WHAT IS BEING ASKED: Copy every line in the records below that contains the word "document".

Dataset rows:

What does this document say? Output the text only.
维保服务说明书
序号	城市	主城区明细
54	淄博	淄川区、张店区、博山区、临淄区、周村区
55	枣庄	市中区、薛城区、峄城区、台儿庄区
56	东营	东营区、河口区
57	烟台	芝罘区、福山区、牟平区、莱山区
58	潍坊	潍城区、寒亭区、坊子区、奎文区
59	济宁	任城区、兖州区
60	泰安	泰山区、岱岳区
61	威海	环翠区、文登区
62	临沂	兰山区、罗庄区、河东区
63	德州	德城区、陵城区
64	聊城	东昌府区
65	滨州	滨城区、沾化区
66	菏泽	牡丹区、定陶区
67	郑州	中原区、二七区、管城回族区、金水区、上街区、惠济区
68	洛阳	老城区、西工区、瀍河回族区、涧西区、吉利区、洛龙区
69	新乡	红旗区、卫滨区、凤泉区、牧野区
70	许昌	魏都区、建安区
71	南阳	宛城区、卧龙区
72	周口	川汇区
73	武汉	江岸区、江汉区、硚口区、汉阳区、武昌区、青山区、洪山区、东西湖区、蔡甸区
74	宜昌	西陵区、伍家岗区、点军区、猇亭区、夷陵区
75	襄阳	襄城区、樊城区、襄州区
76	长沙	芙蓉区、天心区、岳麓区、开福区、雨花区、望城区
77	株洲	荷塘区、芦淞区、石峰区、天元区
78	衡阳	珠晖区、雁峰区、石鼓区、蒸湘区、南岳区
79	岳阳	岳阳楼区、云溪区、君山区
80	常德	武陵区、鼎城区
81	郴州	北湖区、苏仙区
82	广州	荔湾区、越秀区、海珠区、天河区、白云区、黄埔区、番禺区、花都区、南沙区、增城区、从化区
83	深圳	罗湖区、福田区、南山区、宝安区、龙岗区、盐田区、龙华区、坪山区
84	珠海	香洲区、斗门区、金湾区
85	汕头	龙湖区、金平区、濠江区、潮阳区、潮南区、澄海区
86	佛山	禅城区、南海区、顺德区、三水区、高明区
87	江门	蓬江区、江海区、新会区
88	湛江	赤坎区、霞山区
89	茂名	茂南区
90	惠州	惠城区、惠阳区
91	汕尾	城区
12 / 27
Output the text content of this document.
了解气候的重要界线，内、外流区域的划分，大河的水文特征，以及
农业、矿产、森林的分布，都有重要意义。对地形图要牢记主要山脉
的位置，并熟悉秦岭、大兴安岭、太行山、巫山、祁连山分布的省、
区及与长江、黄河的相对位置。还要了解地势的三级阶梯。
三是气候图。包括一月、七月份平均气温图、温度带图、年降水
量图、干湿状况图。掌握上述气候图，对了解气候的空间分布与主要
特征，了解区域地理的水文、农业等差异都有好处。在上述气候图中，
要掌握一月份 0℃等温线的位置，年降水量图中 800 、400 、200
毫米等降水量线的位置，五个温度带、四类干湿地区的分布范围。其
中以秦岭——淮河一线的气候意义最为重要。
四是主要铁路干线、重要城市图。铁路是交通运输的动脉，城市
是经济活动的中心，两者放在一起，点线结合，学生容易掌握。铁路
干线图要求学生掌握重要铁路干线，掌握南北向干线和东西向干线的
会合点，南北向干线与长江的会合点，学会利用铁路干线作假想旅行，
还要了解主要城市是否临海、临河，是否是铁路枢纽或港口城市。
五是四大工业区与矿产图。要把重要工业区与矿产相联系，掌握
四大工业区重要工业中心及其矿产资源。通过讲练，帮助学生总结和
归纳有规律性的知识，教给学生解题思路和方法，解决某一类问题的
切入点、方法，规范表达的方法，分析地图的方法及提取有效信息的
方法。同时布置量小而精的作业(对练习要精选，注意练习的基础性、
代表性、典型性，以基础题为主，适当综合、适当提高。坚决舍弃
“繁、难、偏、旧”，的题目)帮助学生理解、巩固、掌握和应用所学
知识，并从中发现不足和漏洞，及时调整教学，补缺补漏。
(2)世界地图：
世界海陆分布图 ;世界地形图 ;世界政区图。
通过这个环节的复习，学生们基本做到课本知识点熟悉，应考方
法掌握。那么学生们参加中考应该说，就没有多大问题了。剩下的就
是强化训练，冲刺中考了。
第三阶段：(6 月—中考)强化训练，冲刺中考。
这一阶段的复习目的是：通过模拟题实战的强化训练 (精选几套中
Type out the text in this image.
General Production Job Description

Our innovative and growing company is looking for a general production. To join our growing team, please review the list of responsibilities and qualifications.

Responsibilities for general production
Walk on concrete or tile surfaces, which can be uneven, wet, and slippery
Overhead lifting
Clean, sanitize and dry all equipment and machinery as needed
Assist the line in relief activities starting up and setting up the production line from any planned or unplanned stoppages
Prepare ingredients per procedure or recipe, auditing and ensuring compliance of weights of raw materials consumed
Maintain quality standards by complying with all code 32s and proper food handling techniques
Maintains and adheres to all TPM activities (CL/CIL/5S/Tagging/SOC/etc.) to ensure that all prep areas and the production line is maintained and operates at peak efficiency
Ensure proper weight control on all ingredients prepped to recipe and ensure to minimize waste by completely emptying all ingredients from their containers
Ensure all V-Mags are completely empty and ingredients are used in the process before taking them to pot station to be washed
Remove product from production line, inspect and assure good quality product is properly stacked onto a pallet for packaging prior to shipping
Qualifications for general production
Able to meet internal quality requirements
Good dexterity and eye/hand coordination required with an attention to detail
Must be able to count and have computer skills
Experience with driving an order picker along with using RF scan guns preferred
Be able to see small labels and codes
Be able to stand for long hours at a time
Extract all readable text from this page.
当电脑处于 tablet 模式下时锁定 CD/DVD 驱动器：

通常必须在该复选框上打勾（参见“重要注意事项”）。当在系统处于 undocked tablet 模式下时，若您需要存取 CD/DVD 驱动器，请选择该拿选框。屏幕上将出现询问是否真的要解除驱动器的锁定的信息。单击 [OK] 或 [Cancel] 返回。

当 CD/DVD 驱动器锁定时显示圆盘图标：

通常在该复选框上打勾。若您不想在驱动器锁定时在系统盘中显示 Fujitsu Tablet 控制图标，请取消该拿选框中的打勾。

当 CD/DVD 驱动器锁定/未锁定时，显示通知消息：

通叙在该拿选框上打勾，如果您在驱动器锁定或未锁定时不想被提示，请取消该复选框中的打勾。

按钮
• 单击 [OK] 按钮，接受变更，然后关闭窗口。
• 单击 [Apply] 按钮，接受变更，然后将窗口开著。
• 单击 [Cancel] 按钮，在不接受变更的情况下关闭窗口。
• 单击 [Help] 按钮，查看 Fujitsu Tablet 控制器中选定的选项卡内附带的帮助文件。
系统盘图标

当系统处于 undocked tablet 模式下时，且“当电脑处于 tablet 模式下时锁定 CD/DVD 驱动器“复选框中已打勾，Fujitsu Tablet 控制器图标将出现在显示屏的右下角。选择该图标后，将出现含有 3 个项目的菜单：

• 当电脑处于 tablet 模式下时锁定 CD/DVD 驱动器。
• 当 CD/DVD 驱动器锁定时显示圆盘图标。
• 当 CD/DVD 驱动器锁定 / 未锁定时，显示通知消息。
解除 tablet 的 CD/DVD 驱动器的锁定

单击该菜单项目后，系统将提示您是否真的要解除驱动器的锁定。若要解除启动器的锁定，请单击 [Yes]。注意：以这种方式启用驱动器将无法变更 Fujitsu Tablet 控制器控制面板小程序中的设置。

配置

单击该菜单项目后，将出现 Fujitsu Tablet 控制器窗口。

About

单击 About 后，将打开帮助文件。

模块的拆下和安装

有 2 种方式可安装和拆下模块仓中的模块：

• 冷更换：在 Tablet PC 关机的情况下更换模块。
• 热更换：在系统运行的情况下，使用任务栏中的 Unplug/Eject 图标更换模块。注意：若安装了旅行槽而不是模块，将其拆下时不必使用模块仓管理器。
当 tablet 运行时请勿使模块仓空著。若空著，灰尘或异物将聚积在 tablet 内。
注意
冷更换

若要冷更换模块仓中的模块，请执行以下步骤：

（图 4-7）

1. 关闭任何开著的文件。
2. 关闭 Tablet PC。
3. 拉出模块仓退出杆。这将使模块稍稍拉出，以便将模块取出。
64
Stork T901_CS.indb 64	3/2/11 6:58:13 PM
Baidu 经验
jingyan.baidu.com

SOLUTION TO THE PROBLEM:
What does this document say? Output the text only.
Output the text content of this document.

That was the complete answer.